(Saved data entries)
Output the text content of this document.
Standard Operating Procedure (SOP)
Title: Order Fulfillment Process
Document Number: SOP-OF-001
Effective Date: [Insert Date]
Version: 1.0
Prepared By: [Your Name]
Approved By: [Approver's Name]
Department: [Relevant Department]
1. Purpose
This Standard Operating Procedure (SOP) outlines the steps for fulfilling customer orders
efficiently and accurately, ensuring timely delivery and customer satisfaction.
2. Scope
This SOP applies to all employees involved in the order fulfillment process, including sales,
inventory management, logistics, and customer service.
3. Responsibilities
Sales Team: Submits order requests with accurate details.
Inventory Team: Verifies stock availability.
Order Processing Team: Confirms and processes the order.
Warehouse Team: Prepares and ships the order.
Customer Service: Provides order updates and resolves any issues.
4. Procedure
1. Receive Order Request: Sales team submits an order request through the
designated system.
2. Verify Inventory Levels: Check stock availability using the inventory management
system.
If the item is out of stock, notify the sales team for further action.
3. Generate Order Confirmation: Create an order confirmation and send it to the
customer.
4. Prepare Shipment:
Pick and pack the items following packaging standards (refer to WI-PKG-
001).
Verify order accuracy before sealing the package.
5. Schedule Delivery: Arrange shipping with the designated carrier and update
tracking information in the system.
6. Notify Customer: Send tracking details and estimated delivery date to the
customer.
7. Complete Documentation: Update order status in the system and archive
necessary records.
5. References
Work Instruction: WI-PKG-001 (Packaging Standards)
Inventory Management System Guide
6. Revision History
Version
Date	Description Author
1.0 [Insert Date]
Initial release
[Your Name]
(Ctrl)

■ Exercise directions ■
Find all the lines containing "with" in the material, then copy them.

■ The response ■
Sales Team: Submits order requests with accurate details.
5. Schedule Delivery: Arrange shipping with the designated carrier and update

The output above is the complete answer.